Written request:
Copy each line of the data below with the word "учреждений".
* begin *
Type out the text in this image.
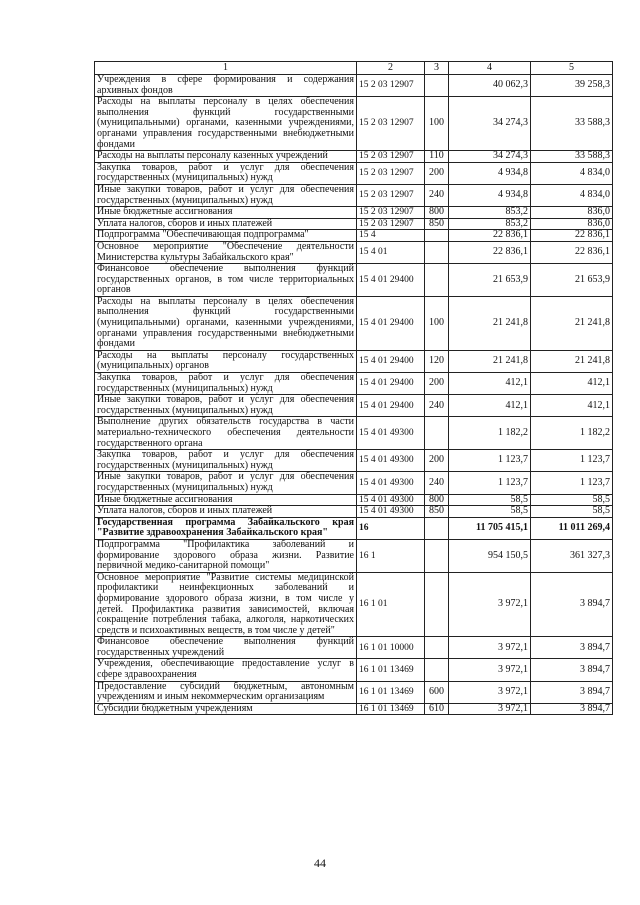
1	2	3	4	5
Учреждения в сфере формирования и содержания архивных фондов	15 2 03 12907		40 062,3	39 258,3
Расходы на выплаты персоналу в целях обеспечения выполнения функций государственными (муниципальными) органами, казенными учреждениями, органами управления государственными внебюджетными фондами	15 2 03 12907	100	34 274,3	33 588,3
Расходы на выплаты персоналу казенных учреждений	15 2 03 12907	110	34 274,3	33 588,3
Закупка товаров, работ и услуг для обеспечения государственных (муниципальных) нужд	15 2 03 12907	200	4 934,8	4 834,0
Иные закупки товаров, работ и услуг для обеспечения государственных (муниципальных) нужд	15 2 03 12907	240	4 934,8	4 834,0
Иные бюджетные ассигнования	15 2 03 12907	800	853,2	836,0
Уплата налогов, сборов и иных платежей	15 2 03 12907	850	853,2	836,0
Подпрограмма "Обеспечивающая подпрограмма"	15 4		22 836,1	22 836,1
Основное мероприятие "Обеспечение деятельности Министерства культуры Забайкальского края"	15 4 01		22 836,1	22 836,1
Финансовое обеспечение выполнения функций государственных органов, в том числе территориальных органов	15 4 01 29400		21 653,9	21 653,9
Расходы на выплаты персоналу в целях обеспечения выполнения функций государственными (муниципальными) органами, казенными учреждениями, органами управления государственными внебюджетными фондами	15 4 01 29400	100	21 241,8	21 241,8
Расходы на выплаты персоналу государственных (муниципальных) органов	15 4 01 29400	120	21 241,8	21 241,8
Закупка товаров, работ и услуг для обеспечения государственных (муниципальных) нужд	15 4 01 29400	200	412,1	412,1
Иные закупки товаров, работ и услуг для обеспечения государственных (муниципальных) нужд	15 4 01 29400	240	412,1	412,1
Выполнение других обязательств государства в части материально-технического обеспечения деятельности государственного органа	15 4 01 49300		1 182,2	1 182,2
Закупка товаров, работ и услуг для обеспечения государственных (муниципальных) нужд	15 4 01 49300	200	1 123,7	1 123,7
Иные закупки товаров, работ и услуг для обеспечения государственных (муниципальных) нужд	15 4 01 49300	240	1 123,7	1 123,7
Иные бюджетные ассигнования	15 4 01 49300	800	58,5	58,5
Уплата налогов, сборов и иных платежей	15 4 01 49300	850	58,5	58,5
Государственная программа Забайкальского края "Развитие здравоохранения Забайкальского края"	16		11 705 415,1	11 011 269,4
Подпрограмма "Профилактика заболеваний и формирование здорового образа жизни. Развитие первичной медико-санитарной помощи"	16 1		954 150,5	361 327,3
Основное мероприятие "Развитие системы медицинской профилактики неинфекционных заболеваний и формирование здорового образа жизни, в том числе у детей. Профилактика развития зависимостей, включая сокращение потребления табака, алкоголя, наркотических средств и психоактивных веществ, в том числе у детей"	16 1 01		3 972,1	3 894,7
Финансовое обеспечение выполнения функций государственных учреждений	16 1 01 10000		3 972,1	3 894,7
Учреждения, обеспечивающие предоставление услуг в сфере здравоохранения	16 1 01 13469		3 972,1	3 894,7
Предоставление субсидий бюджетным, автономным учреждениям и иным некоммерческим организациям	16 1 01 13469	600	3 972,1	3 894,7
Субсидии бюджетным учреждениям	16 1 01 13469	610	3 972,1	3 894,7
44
* end *
Complete response:
Расходы на выплаты персоналу казенных учреждений	15 2 03 12907	110	34 274,3	33 588,3
Финансовое обеспечение выполнения функций государственных учреждений	16 1 01 10000		3 972,1	3 894,7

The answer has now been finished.